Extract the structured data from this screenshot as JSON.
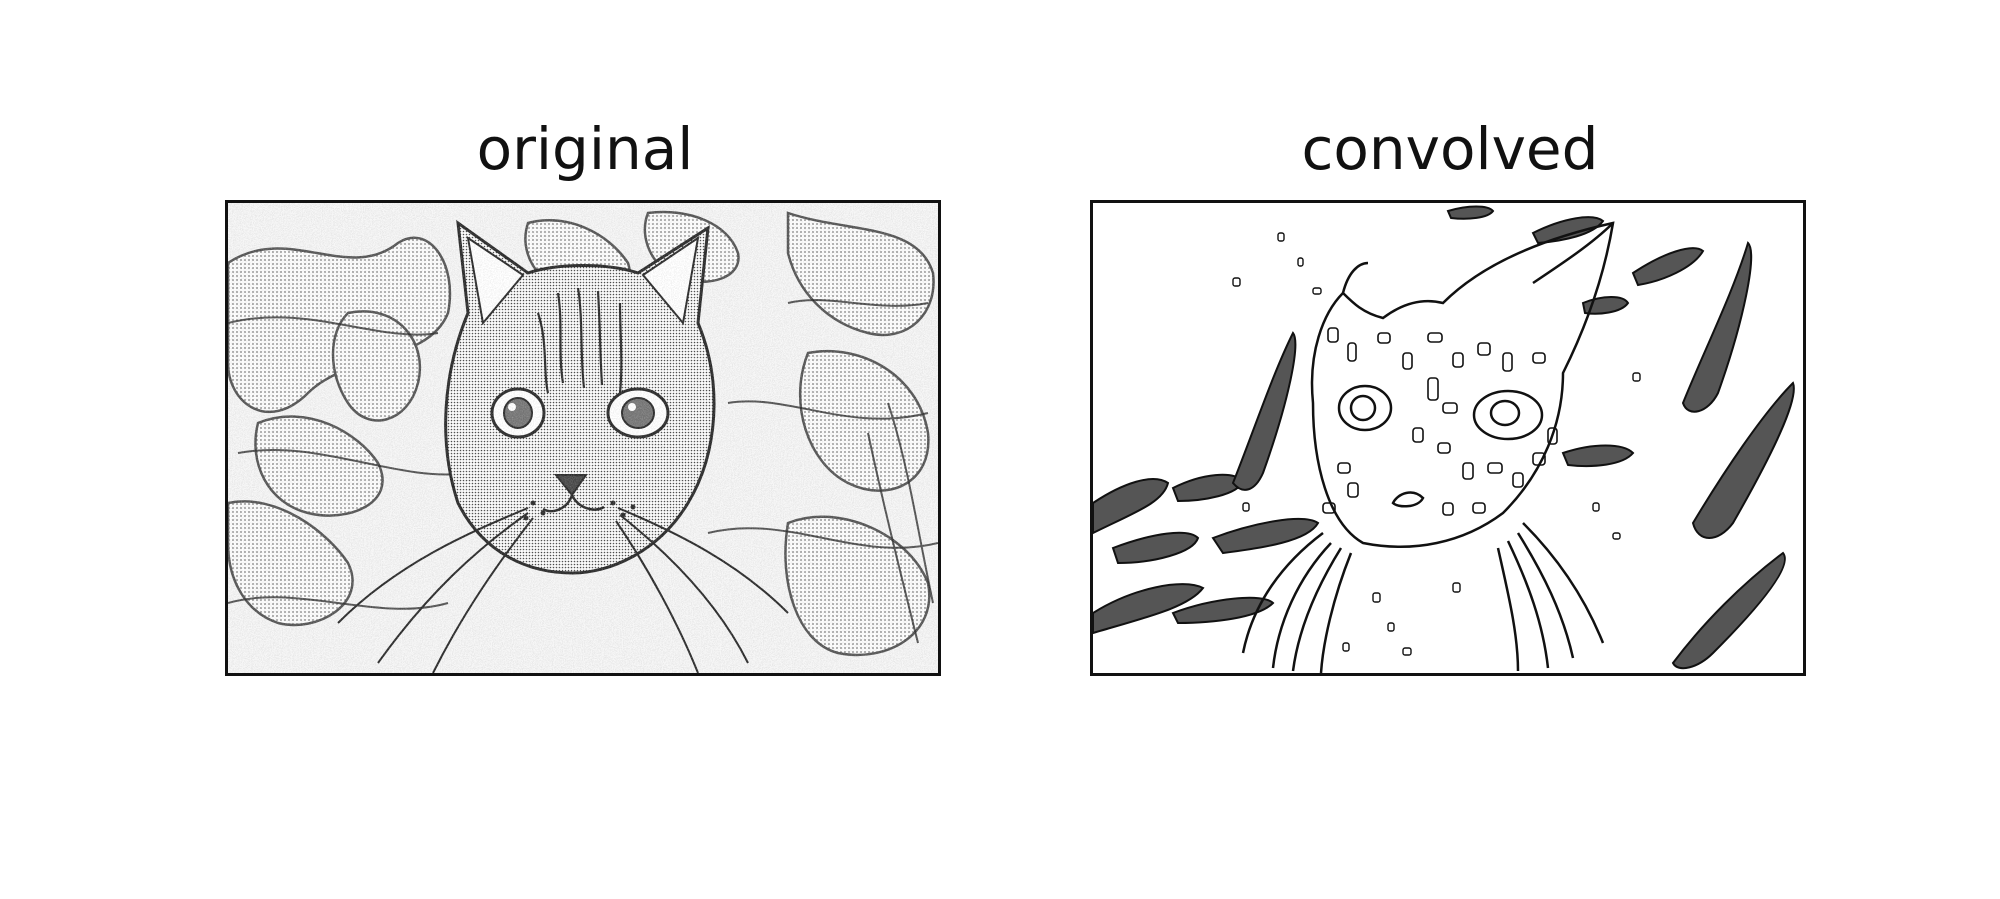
{
  "panels": [
    {
      "title": "original"
    },
    {
      "title": "convolved"
    }
  ],
  "colors": {
    "background": "#ffffff",
    "ink": "#111111"
  }
}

▶ _YOUR OBJECTIVE_
Leave every image out, and retype the material exactly.

▶ _WRITTEN ANSWER_
Extract the structured data from this screenshot as JSON.
{
  "panels": [
    {
      "title": "original"
    },
    {
      "title": "convolved"
    }
  ],
  "colors": {
    "background": "#ffffff",
    "ink": "#111111"
  }
}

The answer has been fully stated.